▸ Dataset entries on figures
----------------------------------------

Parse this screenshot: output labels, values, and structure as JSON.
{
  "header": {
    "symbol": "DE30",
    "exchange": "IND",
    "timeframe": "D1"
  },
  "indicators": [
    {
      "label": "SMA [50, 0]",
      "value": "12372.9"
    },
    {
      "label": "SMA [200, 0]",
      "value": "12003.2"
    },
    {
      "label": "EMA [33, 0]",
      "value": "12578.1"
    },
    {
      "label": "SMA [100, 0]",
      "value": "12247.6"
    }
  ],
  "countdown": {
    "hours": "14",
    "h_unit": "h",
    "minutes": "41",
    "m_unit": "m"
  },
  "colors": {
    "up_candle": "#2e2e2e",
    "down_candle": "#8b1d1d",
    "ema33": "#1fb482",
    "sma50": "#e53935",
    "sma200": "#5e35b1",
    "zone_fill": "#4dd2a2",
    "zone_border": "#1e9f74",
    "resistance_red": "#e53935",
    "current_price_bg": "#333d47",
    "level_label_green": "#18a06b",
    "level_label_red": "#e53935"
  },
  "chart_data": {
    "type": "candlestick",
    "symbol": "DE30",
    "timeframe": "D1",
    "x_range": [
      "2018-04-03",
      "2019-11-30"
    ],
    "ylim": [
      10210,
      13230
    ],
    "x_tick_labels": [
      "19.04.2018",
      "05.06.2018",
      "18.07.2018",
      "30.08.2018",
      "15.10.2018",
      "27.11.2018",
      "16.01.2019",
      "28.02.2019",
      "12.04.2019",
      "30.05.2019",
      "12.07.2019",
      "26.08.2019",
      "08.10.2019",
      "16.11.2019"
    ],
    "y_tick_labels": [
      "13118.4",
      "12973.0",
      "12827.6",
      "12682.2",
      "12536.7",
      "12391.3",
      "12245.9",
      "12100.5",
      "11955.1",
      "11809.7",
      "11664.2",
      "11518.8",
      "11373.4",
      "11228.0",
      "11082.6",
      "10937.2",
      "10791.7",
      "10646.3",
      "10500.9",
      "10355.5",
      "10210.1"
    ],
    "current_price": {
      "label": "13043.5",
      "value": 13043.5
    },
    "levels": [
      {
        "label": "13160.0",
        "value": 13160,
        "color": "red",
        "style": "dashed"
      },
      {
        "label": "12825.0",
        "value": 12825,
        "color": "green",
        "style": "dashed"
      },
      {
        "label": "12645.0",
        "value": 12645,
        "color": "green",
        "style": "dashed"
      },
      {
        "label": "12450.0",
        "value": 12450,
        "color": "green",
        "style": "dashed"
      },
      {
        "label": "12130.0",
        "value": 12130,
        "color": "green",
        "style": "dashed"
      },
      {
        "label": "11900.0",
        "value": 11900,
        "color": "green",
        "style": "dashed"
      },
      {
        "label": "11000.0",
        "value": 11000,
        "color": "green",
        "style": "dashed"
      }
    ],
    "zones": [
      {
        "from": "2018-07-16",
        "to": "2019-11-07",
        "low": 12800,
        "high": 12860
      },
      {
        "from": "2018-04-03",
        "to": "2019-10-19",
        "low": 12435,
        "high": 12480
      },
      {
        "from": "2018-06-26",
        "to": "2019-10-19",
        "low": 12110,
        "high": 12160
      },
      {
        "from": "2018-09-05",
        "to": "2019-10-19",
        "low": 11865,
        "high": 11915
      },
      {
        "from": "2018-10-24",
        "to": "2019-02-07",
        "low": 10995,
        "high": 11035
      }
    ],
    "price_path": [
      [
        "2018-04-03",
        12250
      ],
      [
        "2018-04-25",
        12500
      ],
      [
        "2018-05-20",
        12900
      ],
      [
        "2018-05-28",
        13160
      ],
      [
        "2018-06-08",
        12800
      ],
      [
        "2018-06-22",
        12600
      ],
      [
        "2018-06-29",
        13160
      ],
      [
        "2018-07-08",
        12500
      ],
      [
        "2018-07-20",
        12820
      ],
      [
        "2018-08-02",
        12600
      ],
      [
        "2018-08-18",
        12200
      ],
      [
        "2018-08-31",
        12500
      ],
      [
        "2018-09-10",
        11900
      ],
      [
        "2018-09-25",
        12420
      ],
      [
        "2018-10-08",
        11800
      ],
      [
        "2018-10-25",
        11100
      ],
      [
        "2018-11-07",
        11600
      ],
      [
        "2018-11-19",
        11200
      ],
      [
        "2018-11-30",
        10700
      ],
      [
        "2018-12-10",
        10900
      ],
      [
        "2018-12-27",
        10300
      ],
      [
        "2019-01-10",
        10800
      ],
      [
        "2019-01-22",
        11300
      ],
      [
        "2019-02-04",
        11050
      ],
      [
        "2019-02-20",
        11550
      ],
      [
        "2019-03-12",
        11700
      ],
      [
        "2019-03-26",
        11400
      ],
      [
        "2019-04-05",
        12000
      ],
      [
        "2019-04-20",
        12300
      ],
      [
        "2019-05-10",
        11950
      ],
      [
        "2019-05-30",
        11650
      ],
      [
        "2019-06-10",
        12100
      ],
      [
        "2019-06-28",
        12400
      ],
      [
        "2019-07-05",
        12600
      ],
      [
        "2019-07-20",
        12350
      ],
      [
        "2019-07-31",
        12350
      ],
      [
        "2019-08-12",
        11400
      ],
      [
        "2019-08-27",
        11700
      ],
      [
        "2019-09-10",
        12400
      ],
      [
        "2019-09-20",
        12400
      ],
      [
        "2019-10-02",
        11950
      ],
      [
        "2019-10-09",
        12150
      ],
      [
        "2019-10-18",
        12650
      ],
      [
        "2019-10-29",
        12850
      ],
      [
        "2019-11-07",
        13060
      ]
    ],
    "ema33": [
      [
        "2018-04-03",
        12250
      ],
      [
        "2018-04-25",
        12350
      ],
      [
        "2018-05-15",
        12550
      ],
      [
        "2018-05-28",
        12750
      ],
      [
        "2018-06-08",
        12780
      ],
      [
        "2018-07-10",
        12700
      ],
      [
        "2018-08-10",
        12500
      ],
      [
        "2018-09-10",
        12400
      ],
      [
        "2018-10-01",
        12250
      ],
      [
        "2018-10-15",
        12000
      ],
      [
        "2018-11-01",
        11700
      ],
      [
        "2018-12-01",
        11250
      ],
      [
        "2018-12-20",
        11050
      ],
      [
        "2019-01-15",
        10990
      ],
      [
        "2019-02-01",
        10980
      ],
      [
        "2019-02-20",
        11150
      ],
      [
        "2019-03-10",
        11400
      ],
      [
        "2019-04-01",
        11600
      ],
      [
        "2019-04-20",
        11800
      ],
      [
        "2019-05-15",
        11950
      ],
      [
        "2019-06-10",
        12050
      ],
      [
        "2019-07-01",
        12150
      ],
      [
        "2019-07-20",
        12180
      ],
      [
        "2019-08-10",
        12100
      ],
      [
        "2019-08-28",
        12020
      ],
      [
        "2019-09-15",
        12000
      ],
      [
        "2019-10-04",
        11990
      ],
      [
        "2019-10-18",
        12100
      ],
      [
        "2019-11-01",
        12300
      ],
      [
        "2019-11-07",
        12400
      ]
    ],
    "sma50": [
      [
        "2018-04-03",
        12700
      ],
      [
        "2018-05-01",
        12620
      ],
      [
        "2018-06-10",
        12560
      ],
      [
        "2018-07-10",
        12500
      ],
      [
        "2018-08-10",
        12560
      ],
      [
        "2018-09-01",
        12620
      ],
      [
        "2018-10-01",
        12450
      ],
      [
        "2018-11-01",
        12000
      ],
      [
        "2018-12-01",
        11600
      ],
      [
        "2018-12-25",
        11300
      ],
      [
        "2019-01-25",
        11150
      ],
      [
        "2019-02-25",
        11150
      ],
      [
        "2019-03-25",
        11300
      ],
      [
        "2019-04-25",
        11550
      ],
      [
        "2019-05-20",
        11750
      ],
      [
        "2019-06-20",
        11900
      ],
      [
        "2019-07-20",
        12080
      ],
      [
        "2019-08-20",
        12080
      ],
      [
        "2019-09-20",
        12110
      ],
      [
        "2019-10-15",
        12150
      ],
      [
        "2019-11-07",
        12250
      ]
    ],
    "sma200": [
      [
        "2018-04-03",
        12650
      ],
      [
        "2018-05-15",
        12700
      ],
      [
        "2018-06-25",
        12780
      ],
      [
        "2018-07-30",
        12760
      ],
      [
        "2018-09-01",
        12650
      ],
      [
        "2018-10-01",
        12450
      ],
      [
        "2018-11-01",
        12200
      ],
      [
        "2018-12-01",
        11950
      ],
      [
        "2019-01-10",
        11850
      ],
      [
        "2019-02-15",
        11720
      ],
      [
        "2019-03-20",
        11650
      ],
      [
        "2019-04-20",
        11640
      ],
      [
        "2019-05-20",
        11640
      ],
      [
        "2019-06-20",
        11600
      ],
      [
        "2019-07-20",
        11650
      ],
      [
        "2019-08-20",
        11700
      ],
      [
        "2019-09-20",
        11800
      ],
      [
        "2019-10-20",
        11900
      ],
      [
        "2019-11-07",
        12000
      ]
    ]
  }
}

----------------------------------------

▸ Work to be completed
Reply with nothing but the number of lines that contain the word "from".

▸ Response
5